Copy each line that contains the string "without".

(Recorded data)
##############################
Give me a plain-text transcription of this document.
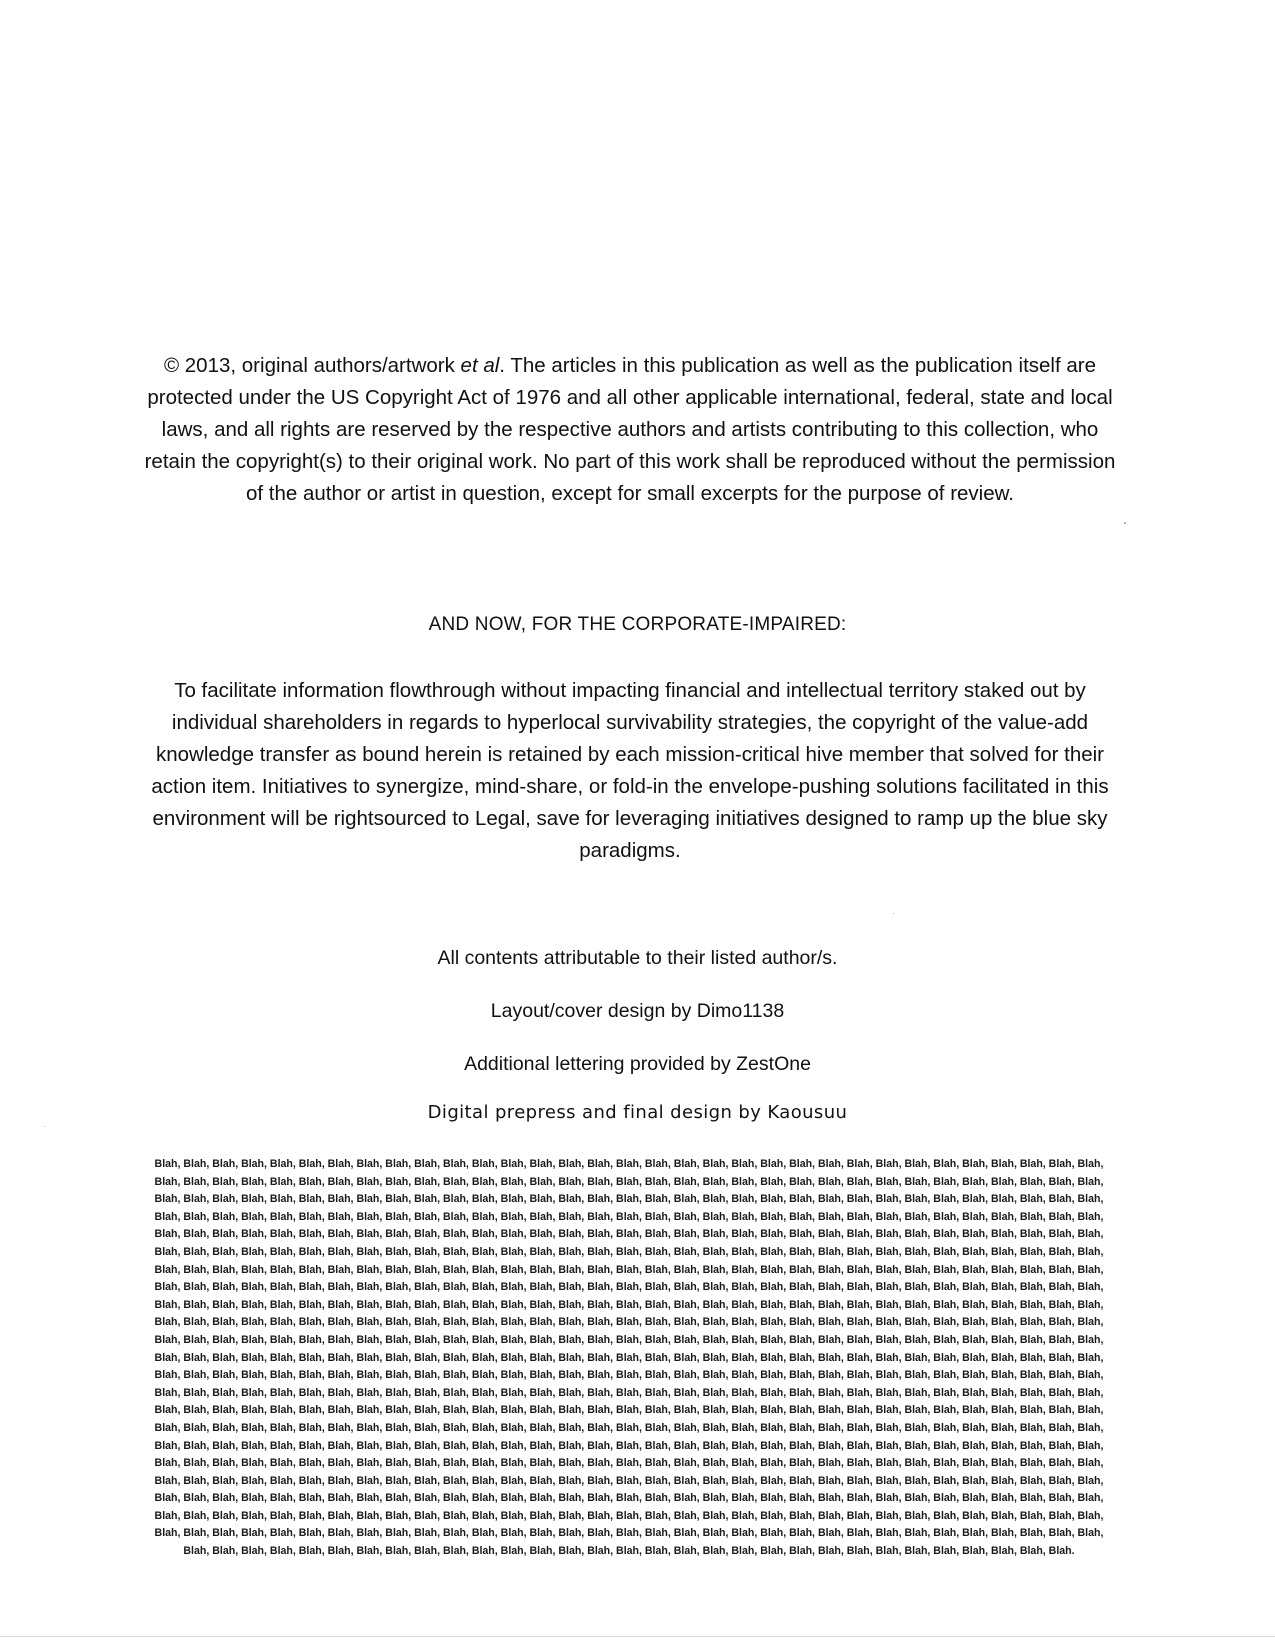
© 2013, original authors/artwork et al. The articles in this publication as well as the publication itself are protected under the US Copyright Act of 1976 and all other applicable international, federal, state and local laws, and all rights are reserved by the respective authors and artists contributing to this collection, who retain the copyright(s) to their original work. No part of this work shall be reproduced without the permission of the author or artist in question, except for small excerpts for the purpose of review.
AND NOW, FOR THE CORPORATE-IMPAIRED:
To facilitate information flowthrough without impacting financial and intellectual territory staked out by individual shareholders in regards to hyperlocal survivability strategies, the copyright of the value-add knowledge transfer as bound herein is retained by each mission-critical hive member that solved for their action item. Initiatives to synergize, mind-share, or fold-in the envelope-pushing solutions facilitated in this environment will be rightsourced to Legal, save for leveraging initiatives designed to ramp up the blue sky paradigms.
All contents attributable to their listed author/s.
Layout/cover design by Dimo1138
Additional lettering provided by ZestOne
Digital prepress and final design by Kaousuu
Blah, Blah, Blah, Blah, Blah, Blah, Blah, Blah, Blah, Blah, Blah, Blah, Blah, Blah, Blah, Blah, Blah, Blah, Blah, Blah, Blah, Blah, Blah, Blah, Blah, Blah, Blah, Blah, Blah, Blah, Blah, Blah, Blah, Blah, Blah, Blah, Blah, Blah, Blah, Blah, Blah, Blah, Blah, Blah, Blah, Blah, Blah, Blah, Blah, Blah, Blah, Blah, Blah, Blah, Blah, Blah, Blah, Blah, Blah, Blah, Blah, Blah, Blah, Blah, Blah, Blah, Blah, Blah, Blah, Blah, Blah, Blah, Blah, Blah, Blah, Blah, Blah, Blah, Blah, Blah, Blah, Blah, Blah, Blah, Blah, Blah, Blah, Blah, Blah, Blah, Blah, Blah, Blah, Blah, Blah, Blah, Blah, Blah, Blah, Blah, Blah, Blah, Blah, Blah, Blah, Blah, Blah, Blah, Blah, Blah, Blah, Blah, Blah, Blah, Blah, Blah, Blah, Blah, Blah, Blah, Blah, Blah, Blah, Blah, Blah, Blah, Blah, Blah, Blah, Blah, Blah, Blah, Blah, Blah, Blah, Blah, Blah, Blah, Blah, Blah, Blah, Blah, Blah, Blah, Blah, Blah, Blah, Blah, Blah, Blah, Blah, Blah, Blah, Blah, Blah, Blah, Blah, Blah, Blah, Blah, Blah, Blah, Blah, Blah, Blah, Blah, Blah, Blah, Blah, Blah, Blah, Blah, Blah, Blah, Blah, Blah, Blah, Blah, Blah, Blah, Blah, Blah, Blah, Blah, Blah, Blah, Blah, Blah, Blah, Blah, Blah, Blah, Blah, Blah, Blah, Blah, Blah, Blah, Blah, Blah, Blah, Blah, Blah, Blah, Blah, Blah, Blah, Blah, Blah, Blah, Blah, Blah, Blah, Blah, Blah, Blah, Blah, Blah, Blah, Blah, Blah, Blah, Blah, Blah, Blah, Blah, Blah, Blah, Blah, Blah, Blah, Blah, Blah, Blah, Blah, Blah, Blah, Blah, Blah, Blah, Blah, Blah, Blah, Blah, Blah, Blah, Blah, Blah, Blah, Blah, Blah, Blah, Blah, Blah, Blah, Blah, Blah, Blah, Blah, Blah, Blah, Blah, Blah, Blah, Blah, Blah, Blah, Blah, Blah, Blah, Blah, Blah, Blah, Blah, Blah, Blah, Blah, Blah, Blah, Blah, Blah, Blah, Blah, Blah, Blah, Blah, Blah, Blah, Blah, Blah, Blah, Blah, Blah, Blah, Blah, Blah, Blah, Blah, Blah, Blah, Blah, Blah, Blah, Blah, Blah, Blah, Blah, Blah, Blah, Blah, Blah, Blah, Blah, Blah, Blah, Blah, Blah, Blah, Blah, Blah, Blah, Blah, Blah, Blah, Blah, Blah, Blah, Blah, Blah, Blah, Blah, Blah, Blah, Blah, Blah, Blah, Blah, Blah, Blah, Blah, Blah, Blah, Blah, Blah, Blah, Blah, Blah, Blah, Blah, Blah, Blah, Blah, Blah, Blah, Blah, Blah, Blah, Blah, Blah, Blah, Blah, Blah, Blah, Blah, Blah, Blah, Blah, Blah, Blah, Blah, Blah, Blah, Blah, Blah, Blah, Blah, Blah, Blah, Blah, Blah, Blah, Blah, Blah, Blah, Blah, Blah, Blah, Blah, Blah, Blah, Blah, Blah, Blah, Blah, Blah, Blah, Blah, Blah, Blah, Blah, Blah, Blah, Blah, Blah, Blah, Blah, Blah, Blah, Blah, Blah, Blah, Blah, Blah, Blah, Blah, Blah, Blah, Blah, Blah, Blah, Blah, Blah, Blah, Blah, Blah, Blah, Blah, Blah, Blah, Blah, Blah, Blah, Blah, Blah, Blah, Blah, Blah, Blah, Blah, Blah, Blah, Blah, Blah, Blah, Blah, Blah, Blah, Blah, Blah, Blah, Blah, Blah, Blah, Blah, Blah, Blah, Blah, Blah, Blah, Blah, Blah, Blah, Blah, Blah, Blah, Blah, Blah, Blah, Blah, Blah, Blah, Blah, Blah, Blah, Blah, Blah, Blah, Blah, Blah, Blah, Blah, Blah, Blah, Blah, Blah, Blah, Blah, Blah, Blah, Blah, Blah, Blah, Blah, Blah, Blah, Blah, Blah, Blah, Blah, Blah, Blah, Blah, Blah, Blah, Blah, Blah, Blah, Blah, Blah, Blah, Blah, Blah, Blah, Blah, Blah, Blah, Blah, Blah, Blah, Blah, Blah, Blah, Blah, Blah, Blah, Blah, Blah, Blah, Blah, Blah, Blah, Blah, Blah, Blah, Blah, Blah, Blah, Blah, Blah, Blah, Blah, Blah, Blah, Blah, Blah, Blah, Blah, Blah, Blah, Blah, Blah, Blah, Blah, Blah, Blah, Blah, Blah, Blah, Blah, Blah, Blah, Blah, Blah, Blah, Blah, Blah, Blah, Blah, Blah, Blah, Blah, Blah, Blah, Blah, Blah, Blah, Blah, Blah, Blah, Blah, Blah, Blah, Blah, Blah, Blah, Blah, Blah, Blah, Blah, Blah, Blah, Blah, Blah, Blah, Blah, Blah, Blah, Blah, Blah, Blah, Blah, Blah, Blah, Blah, Blah, Blah, Blah, Blah, Blah, Blah, Blah, Blah, Blah, Blah, Blah, Blah, Blah, Blah, Blah, Blah, Blah, Blah, Blah, Blah, Blah, Blah, Blah, Blah, Blah, Blah, Blah, Blah, Blah, Blah, Blah, Blah, Blah, Blah, Blah, Blah, Blah, Blah, Blah, Blah, Blah, Blah, Blah, Blah, Blah, Blah, Blah, Blah, Blah, Blah, Blah, Blah, Blah, Blah, Blah, Blah, Blah, Blah, Blah, Blah, Blah, Blah, Blah, Blah, Blah, Blah, Blah, Blah, Blah, Blah, Blah, Blah, Blah, Blah, Blah, Blah, Blah, Blah, Blah, Blah, Blah, Blah, Blah, Blah, Blah, Blah, Blah, Blah, Blah, Blah, Blah, Blah, Blah, Blah, Blah, Blah, Blah, Blah, Blah, Blah, Blah, Blah, Blah, Blah, Blah, Blah, Blah, Blah, Blah, Blah, Blah, Blah, Blah, Blah, Blah, Blah, Blah, Blah, Blah, Blah, Blah, Blah, Blah, Blah, Blah, Blah, Blah, Blah, Blah, Blah, Blah, Blah, Blah, Blah, Blah, Blah, Blah, Blah, Blah, Blah, Blah, Blah, Blah, Blah, Blah, Blah, Blah, Blah, Blah, Blah, Blah, Blah, Blah.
##############################
▸ EXERCISE RESULT
© 2013, original authors/artwork et al. The articles in this publication as well as the publication itself are protected under the US Copyright Act of 1976 and all other applicable international, federal, state and local laws, and all rights are reserved by the respective authors and artists contributing to this collection, who retain the copyright(s) to their original work. No part of this work shall be reproduced without the permission of the author or artist in question, except for small excerpts for the purpose of review.
To facilitate information flowthrough without impacting financial and intellectual territory staked out by individual shareholders in regards to hyperlocal survivability strategies, the copyright of the value-add knowledge transfer as bound herein is retained by each mission-critical hive member that solved for their action item. Initiatives to synergize, mind-share, or fold-in the envelope-pushing solutions facilitated in this environment will be rightsourced to Legal, save for leveraging initiatives designed to ramp up the blue sky paradigms.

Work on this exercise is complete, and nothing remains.